◆ **RECORD LIST**
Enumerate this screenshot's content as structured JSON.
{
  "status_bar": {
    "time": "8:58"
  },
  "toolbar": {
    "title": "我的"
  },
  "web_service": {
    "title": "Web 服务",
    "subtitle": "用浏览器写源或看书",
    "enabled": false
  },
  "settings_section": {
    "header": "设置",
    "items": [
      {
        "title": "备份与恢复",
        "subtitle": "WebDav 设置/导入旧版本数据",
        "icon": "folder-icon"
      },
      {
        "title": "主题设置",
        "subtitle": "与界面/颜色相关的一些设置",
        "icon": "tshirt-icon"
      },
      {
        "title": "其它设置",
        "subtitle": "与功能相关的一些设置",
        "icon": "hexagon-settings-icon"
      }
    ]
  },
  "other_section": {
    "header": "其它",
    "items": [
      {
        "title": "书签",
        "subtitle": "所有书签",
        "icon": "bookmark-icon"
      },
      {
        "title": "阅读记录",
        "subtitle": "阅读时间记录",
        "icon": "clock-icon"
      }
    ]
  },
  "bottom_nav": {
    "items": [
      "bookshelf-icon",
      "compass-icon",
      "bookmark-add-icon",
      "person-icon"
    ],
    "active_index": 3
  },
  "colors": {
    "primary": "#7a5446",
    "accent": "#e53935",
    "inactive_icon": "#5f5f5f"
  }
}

◆ **WHAT IS NEEDED**
Go through the entries and repeat each one exactly.

◆ **FULL OUTPUT**
Enumerate this screenshot's content as structured JSON.
{
  "status_bar": {
    "time": "8:58"
  },
  "toolbar": {
    "title": "我的"
  },
  "web_service": {
    "title": "Web 服务",
    "subtitle": "用浏览器写源或看书",
    "enabled": false
  },
  "settings_section": {
    "header": "设置",
    "items": [
      {
        "title": "备份与恢复",
        "subtitle": "WebDav 设置/导入旧版本数据",
        "icon": "folder-icon"
      },
      {
        "title": "主题设置",
        "subtitle": "与界面/颜色相关的一些设置",
        "icon": "tshirt-icon"
      },
      {
        "title": "其它设置",
        "subtitle": "与功能相关的一些设置",
        "icon": "hexagon-settings-icon"
      }
    ]
  },
  "other_section": {
    "header": "其它",
    "items": [
      {
        "title": "书签",
        "subtitle": "所有书签",
        "icon": "bookmark-icon"
      },
      {
        "title": "阅读记录",
        "subtitle": "阅读时间记录",
        "icon": "clock-icon"
      }
    ]
  },
  "bottom_nav": {
    "items": [
      "bookshelf-icon",
      "compass-icon",
      "bookmark-add-icon",
      "person-icon"
    ],
    "active_index": 3
  },
  "colors": {
    "primary": "#7a5446",
    "accent": "#e53935",
    "inactive_icon": "#5f5f5f"
  }
}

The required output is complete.